### EXERCISE
Whenever a line below holds the word "OCEANO", copy that line.
+-------+
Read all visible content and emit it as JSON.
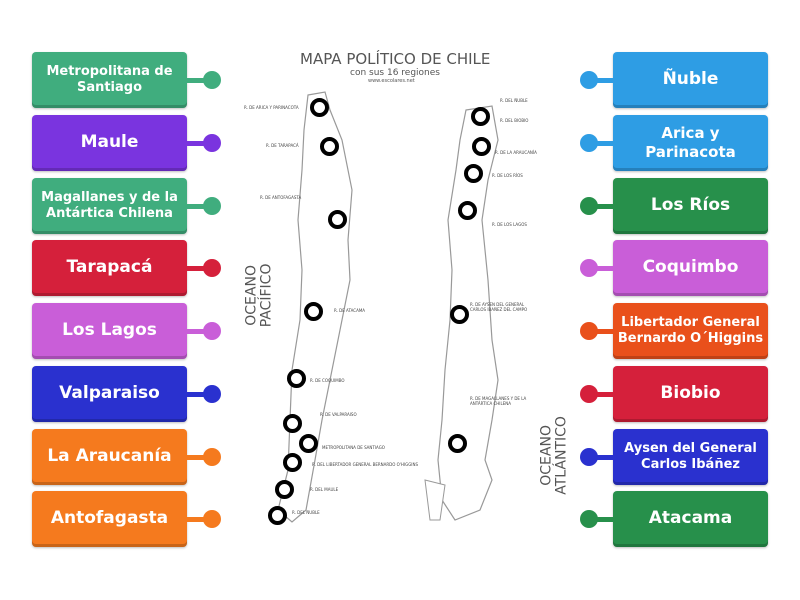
{
  "map": {
    "title": "MAPA POLÍTICO DE CHILE",
    "subtitle": "con sus 16 regiones",
    "site": "www.escolares.net",
    "ocean_pacific": "OCEANO PACÍFICO",
    "ocean_atlantic": "OCEANO ATLÁNTICO",
    "region_labels": [
      "R. DE ARICA Y PARINACOTA",
      "R. DE TARAPACÁ",
      "R. DE ANTOFAGASTA",
      "R. DE ATACAMA",
      "R. DE COQUIMBO",
      "R. DE VALPARAISO",
      "METROPOLITANA DE SANTIAGO",
      "R. DEL LIBERTADOR GENERAL BERNARDO O'HIGGINS",
      "R. DEL MAULE",
      "R. DEL ÑUBLE",
      "R. DEL ÑUBLE",
      "R. DEL BIOBIO",
      "R. DE LA ARAUCANÍA",
      "R. DE LOS RÍOS",
      "R. DE LOS LAGOS",
      "R. DE AYSEN DEL GENERAL CARLOS IBAÑEZ DEL CAMPO",
      "R. DE MAGALLANES Y DE LA ANTÁRTICA CHILENA"
    ]
  },
  "left_items": [
    {
      "label": "Metropolitana de Santiago",
      "color": "#40ad7e"
    },
    {
      "label": "Maule",
      "color": "#7a34df"
    },
    {
      "label": "Magallanes y de la Antártica Chilena",
      "color": "#40ad7e"
    },
    {
      "label": "Tarapacá",
      "color": "#d5203b"
    },
    {
      "label": "Los Lagos",
      "color": "#c95ed8"
    },
    {
      "label": "Valparaiso",
      "color": "#2a31cf"
    },
    {
      "label": "La Araucanía",
      "color": "#f57a1e"
    },
    {
      "label": "Antofagasta",
      "color": "#f57a1e"
    }
  ],
  "right_items": [
    {
      "label": "Ñuble",
      "color": "#2e9de4"
    },
    {
      "label": "Arica y Parinacota",
      "color": "#2e9de4"
    },
    {
      "label": "Los Ríos",
      "color": "#27904b"
    },
    {
      "label": "Coquimbo",
      "color": "#c95ed8"
    },
    {
      "label": "Libertador General Bernardo O´Higgins",
      "color": "#e9501b"
    },
    {
      "label": "Biobio",
      "color": "#d5203b"
    },
    {
      "label": "Aysen del General Carlos Ibáñez",
      "color": "#2a31cf"
    },
    {
      "label": "Atacama",
      "color": "#27904b"
    }
  ]
}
+-------+
### RIGHT ANSWER
    "ocean_pacific": "OCEANO PACÍFICO",
    "ocean_atlantic": "OCEANO ATLÁNTICO",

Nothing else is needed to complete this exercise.